<<<<

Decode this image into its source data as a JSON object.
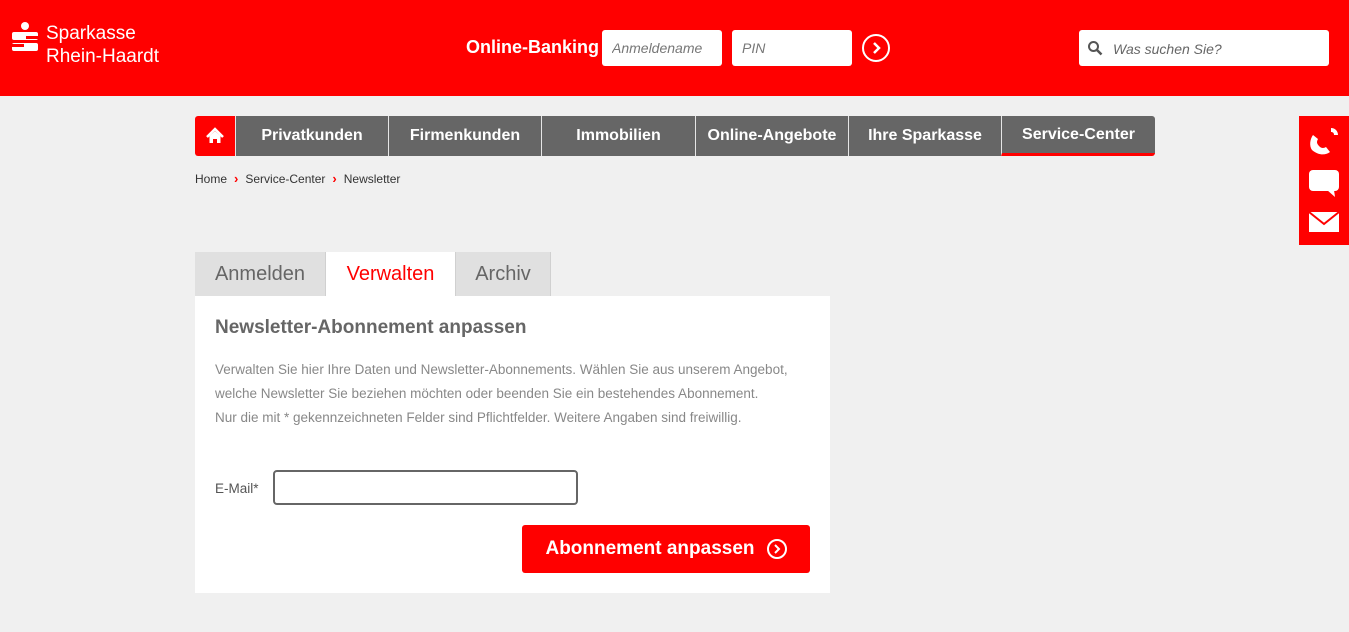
{
  "header": {
    "brand_line1": "Sparkasse",
    "brand_line2": "Rhein-Haardt",
    "online_banking_label": "Online-Banking",
    "username_placeholder": "Anmeldename",
    "pin_placeholder": "PIN",
    "search_placeholder": "Was suchen Sie?"
  },
  "nav": {
    "items": [
      {
        "label": "Privatkunden"
      },
      {
        "label": "Firmenkunden"
      },
      {
        "label": "Immobilien"
      },
      {
        "label": "Online-Angebote"
      },
      {
        "label": "Ihre Sparkasse"
      },
      {
        "label": "Service-Center",
        "active": true
      }
    ]
  },
  "breadcrumb": [
    "Home",
    "Service-Center",
    "Newsletter"
  ],
  "tabs": [
    {
      "label": "Anmelden"
    },
    {
      "label": "Verwalten",
      "active": true
    },
    {
      "label": "Archiv"
    }
  ],
  "panel": {
    "title": "Newsletter-Abonnement anpassen",
    "text_line1": "Verwalten Sie hier Ihre Daten und Newsletter-Abonnements. Wählen Sie aus unserem Angebot,",
    "text_line2": "welche Newsletter Sie beziehen möchten oder beenden Sie ein bestehendes Abonnement.",
    "text_line3": "Nur die mit * gekennzeichneten Felder sind Pflichtfelder. Weitere Angaben sind freiwillig.",
    "email_label": "E-Mail*",
    "email_value": "",
    "submit_label": "Abonnement anpassen"
  },
  "colors": {
    "brand_red": "#ff0000",
    "nav_gray": "#666666",
    "page_bg": "#f0f0f0"
  },
  "icons": [
    "sparkasse-logo-icon",
    "arrow-right-circle-icon",
    "search-icon",
    "home-icon",
    "chevron-right-icon",
    "phone-icon",
    "chat-icon",
    "mail-icon"
  ]
}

>>>>

__WHAT IS BEING ASKED__: Look for the word "Verwalten" in every line of the listing and copy the lines that have it.

__IN RESPONSE__:
      "label": "Verwalten",
    "text_line1": "Verwalten Sie hier Ihre Daten und Newsletter-Abonnements. Wählen Sie aus unserem Angebot,",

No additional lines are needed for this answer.